*What the task asks*
Can you restate the records below word for word?

============================================================

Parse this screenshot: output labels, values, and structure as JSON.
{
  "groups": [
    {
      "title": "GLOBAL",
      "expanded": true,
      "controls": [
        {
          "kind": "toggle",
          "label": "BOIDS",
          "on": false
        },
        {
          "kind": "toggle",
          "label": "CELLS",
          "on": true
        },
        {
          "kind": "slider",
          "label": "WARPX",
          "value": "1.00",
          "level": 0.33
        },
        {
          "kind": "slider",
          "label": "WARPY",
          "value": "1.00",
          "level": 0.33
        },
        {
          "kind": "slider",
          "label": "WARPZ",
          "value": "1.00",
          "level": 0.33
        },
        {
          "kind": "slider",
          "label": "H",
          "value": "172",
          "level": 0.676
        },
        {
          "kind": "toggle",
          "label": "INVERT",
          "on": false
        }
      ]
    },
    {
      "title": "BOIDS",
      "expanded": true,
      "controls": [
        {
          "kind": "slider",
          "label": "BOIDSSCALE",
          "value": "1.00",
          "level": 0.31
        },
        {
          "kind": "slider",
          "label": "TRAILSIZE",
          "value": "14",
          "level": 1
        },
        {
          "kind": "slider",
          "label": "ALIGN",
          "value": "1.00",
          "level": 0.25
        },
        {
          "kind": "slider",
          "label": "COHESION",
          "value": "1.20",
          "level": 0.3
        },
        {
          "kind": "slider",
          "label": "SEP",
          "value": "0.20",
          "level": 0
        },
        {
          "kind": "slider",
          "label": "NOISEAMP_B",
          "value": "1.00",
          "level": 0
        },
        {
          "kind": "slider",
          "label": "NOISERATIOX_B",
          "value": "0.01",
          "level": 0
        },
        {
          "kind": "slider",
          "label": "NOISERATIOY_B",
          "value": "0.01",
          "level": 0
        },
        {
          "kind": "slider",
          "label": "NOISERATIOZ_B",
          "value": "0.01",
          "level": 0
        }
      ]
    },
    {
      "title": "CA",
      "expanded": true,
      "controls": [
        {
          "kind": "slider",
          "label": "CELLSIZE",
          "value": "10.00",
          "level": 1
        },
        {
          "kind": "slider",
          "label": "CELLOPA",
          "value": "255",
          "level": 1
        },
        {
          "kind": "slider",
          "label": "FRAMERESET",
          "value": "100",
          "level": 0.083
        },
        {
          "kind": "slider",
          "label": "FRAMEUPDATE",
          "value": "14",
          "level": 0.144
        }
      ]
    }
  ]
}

============================================================

*Expected output*
Parse this screenshot: output labels, values, and structure as JSON.
{
  "groups": [
    {
      "title": "GLOBAL",
      "expanded": true,
      "controls": [
        {
          "kind": "toggle",
          "label": "BOIDS",
          "on": false
        },
        {
          "kind": "toggle",
          "label": "CELLS",
          "on": true
        },
        {
          "kind": "slider",
          "label": "WARPX",
          "value": "1.00",
          "level": 0.33
        },
        {
          "kind": "slider",
          "label": "WARPY",
          "value": "1.00",
          "level": 0.33
        },
        {
          "kind": "slider",
          "label": "WARPZ",
          "value": "1.00",
          "level": 0.33
        },
        {
          "kind": "slider",
          "label": "H",
          "value": "172",
          "level": 0.676
        },
        {
          "kind": "toggle",
          "label": "INVERT",
          "on": false
        }
      ]
    },
    {
      "title": "BOIDS",
      "expanded": true,
      "controls": [
        {
          "kind": "slider",
          "label": "BOIDSSCALE",
          "value": "1.00",
          "level": 0.31
        },
        {
          "kind": "slider",
          "label": "TRAILSIZE",
          "value": "14",
          "level": 1
        },
        {
          "kind": "slider",
          "label": "ALIGN",
          "value": "1.00",
          "level": 0.25
        },
        {
          "kind": "slider",
          "label": "COHESION",
          "value": "1.20",
          "level": 0.3
        },
        {
          "kind": "slider",
          "label": "SEP",
          "value": "0.20",
          "level": 0
        },
        {
          "kind": "slider",
          "label": "NOISEAMP_B",
          "value": "1.00",
          "level": 0
        },
        {
          "kind": "slider",
          "label": "NOISERATIOX_B",
          "value": "0.01",
          "level": 0
        },
        {
          "kind": "slider",
          "label": "NOISERATIOY_B",
          "value": "0.01",
          "level": 0
        },
        {
          "kind": "slider",
          "label": "NOISERATIOZ_B",
          "value": "0.01",
          "level": 0
        }
      ]
    },
    {
      "title": "CA",
      "expanded": true,
      "controls": [
        {
          "kind": "slider",
          "label": "CELLSIZE",
          "value": "10.00",
          "level": 1
        },
        {
          "kind": "slider",
          "label": "CELLOPA",
          "value": "255",
          "level": 1
        },
        {
          "kind": "slider",
          "label": "FRAMERESET",
          "value": "100",
          "level": 0.083
        },
        {
          "kind": "slider",
          "label": "FRAMEUPDATE",
          "value": "14",
          "level": 0.144
        }
      ]
    }
  ]
}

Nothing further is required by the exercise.